Short task
Check each line of the records below and collect those holding "านให".

# Entries provided start

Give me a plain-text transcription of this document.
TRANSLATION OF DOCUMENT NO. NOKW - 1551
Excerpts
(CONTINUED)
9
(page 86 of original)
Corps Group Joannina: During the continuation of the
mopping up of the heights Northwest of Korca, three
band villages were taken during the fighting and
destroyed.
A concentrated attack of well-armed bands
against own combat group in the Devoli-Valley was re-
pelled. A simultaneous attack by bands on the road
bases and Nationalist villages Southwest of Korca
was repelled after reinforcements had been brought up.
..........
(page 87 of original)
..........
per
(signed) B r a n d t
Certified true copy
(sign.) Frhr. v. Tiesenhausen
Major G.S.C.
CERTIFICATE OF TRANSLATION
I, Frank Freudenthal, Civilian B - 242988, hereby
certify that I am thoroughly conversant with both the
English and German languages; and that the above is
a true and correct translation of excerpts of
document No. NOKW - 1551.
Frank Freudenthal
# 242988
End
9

# Entries provided end
# Entries provided start

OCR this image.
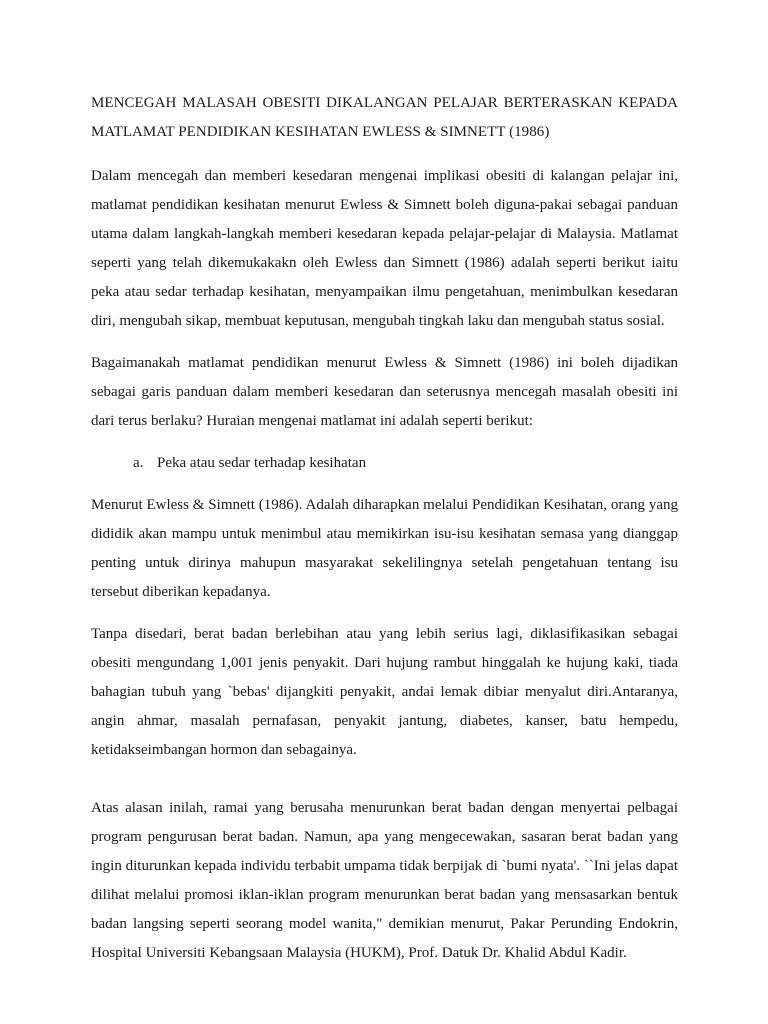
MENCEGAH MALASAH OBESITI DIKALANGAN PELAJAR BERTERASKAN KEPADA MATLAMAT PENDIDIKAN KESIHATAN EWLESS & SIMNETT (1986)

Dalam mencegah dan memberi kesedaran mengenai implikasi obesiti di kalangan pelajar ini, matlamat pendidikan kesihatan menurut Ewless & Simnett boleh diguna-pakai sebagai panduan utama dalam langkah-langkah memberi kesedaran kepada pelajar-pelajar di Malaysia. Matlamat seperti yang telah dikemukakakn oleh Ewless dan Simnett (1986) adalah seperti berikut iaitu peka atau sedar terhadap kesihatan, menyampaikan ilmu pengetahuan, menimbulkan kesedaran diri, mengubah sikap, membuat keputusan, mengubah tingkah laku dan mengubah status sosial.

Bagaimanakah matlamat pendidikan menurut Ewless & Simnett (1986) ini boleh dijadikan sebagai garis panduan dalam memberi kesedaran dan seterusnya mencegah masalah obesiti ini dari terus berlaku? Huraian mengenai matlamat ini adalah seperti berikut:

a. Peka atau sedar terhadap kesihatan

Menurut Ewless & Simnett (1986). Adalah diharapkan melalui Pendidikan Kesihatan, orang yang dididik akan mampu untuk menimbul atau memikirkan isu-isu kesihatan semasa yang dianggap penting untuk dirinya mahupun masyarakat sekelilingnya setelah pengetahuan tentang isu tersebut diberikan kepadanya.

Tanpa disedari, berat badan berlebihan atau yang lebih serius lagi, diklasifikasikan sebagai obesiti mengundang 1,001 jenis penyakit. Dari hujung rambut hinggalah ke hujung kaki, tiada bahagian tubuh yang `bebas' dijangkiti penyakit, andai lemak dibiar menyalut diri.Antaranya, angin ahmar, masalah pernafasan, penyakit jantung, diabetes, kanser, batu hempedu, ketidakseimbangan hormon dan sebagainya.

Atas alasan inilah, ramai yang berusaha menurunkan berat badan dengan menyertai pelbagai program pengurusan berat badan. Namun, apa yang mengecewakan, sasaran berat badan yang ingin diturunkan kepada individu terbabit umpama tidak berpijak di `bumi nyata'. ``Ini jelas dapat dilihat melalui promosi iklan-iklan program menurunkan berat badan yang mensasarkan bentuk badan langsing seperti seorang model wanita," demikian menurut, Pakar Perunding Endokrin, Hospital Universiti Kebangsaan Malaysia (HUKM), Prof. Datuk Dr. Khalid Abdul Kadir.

# Entries provided end
# Entries provided start

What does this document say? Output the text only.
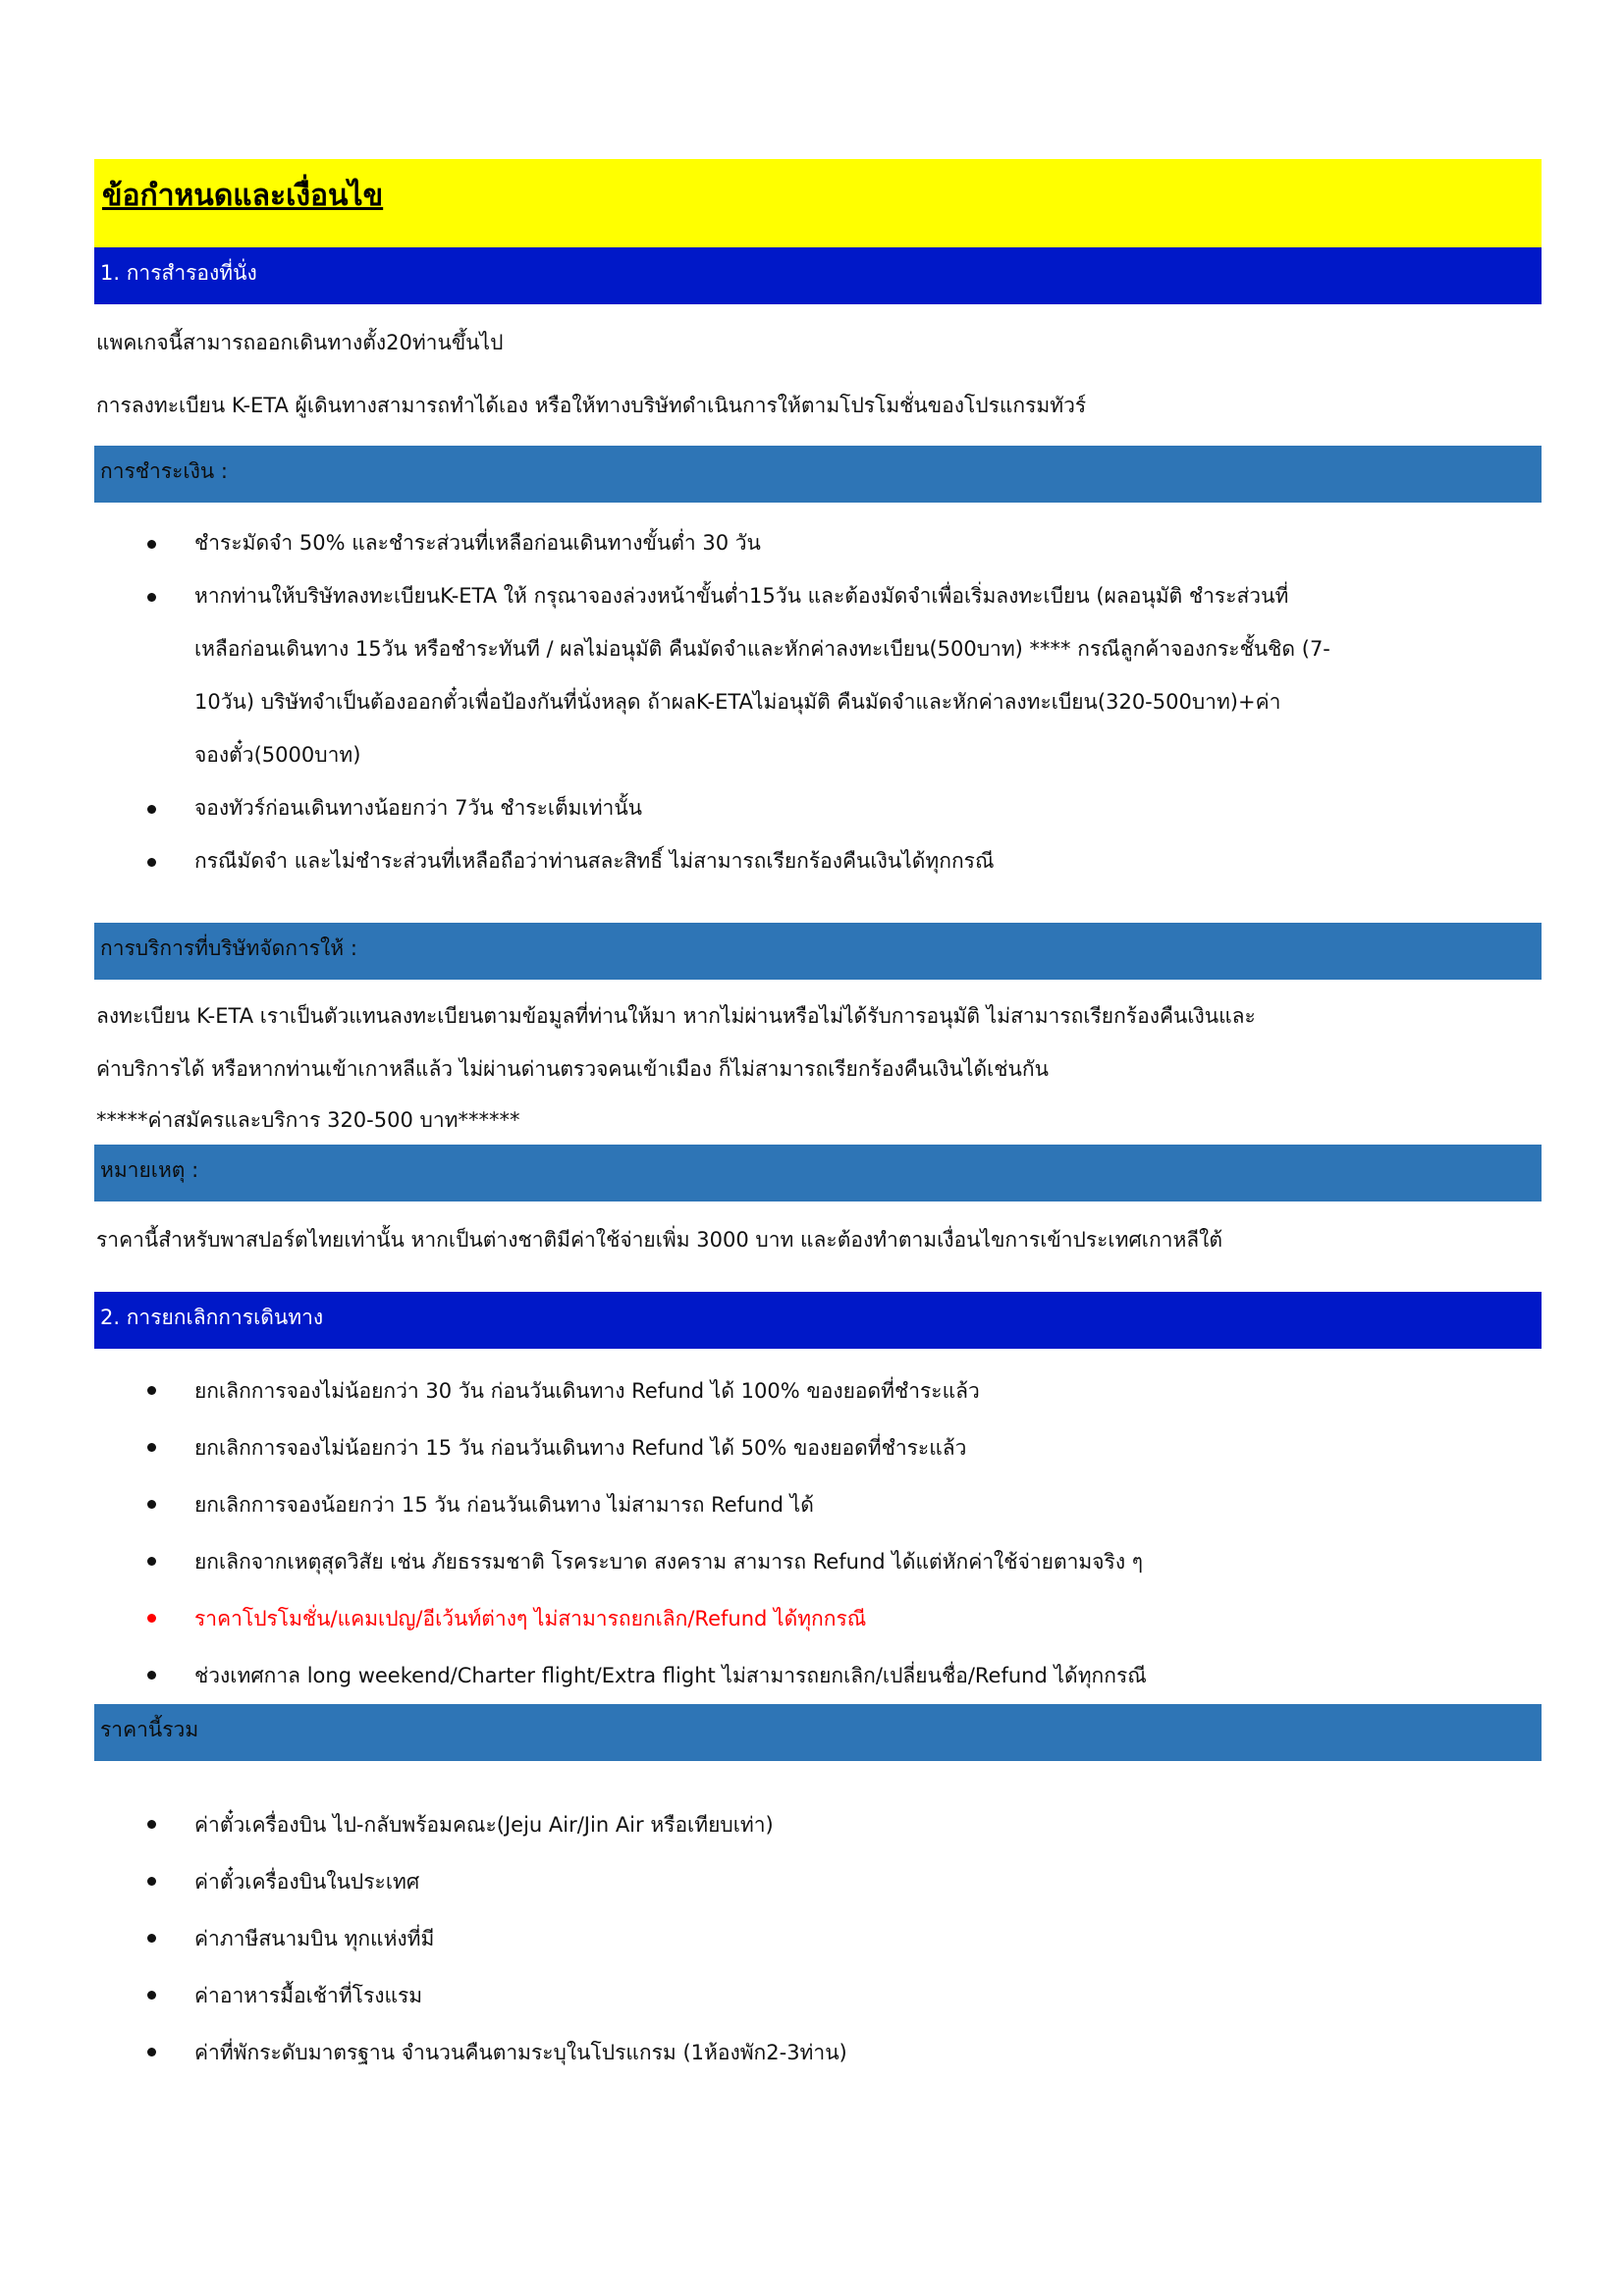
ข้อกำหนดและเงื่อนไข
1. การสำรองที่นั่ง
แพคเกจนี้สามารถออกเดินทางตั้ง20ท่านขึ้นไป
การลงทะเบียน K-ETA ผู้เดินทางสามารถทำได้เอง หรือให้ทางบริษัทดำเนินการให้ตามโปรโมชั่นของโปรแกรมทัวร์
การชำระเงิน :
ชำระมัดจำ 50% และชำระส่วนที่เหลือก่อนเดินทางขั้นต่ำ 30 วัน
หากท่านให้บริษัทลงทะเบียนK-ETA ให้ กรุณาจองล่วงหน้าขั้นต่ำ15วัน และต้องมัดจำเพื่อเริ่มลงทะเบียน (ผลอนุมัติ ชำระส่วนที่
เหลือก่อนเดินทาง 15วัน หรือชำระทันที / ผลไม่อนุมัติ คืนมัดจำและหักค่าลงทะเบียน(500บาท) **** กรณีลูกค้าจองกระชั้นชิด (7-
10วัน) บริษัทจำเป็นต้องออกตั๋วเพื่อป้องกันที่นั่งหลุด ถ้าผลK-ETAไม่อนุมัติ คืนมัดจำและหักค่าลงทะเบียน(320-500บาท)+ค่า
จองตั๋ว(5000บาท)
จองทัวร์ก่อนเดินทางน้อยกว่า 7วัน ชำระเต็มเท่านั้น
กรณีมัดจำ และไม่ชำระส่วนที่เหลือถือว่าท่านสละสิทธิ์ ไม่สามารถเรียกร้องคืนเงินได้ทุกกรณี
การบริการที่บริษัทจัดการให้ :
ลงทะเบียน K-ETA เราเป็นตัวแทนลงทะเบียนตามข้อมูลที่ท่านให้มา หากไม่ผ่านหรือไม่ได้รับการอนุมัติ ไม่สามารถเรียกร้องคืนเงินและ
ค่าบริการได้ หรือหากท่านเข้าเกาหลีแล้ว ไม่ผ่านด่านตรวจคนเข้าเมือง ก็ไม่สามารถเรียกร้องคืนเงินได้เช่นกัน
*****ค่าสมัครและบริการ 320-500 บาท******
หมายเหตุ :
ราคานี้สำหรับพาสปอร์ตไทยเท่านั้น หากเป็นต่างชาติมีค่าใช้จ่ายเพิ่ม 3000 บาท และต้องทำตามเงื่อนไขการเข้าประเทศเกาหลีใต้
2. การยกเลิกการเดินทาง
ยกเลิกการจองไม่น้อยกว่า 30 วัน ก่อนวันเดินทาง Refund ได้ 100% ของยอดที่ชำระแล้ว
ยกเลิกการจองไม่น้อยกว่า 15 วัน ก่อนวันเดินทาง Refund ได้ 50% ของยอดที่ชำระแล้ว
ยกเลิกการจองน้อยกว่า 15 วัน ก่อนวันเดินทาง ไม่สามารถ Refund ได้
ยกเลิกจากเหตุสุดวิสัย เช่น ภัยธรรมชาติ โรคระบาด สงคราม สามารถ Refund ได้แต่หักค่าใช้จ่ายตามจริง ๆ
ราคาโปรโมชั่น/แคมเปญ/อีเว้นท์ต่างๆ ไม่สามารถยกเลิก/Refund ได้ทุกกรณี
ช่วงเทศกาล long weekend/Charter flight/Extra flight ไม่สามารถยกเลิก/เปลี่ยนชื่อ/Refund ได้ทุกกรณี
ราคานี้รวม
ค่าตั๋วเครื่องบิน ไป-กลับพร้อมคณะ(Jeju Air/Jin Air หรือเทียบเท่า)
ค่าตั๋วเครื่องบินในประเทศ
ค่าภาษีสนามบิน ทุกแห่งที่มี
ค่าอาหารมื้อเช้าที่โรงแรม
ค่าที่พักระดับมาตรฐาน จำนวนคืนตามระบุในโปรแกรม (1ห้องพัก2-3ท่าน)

# Entries provided end

Full response
หากท่านให้บริษัทลงทะเบียนK-ETA ให้ กรุณาจองล่วงหน้าขั้นต่ำ15วัน และต้องมัดจำเพื่อเริ่มลงทะเบียน (ผลอนุมัติ ชำระส่วนที่
ลงทะเบียน K-ETA เราเป็นตัวแทนลงทะเบียนตามข้อมูลที่ท่านให้มา หากไม่ผ่านหรือไม่ได้รับการอนุมัติ ไม่สามารถเรียกร้องคืนเงินและ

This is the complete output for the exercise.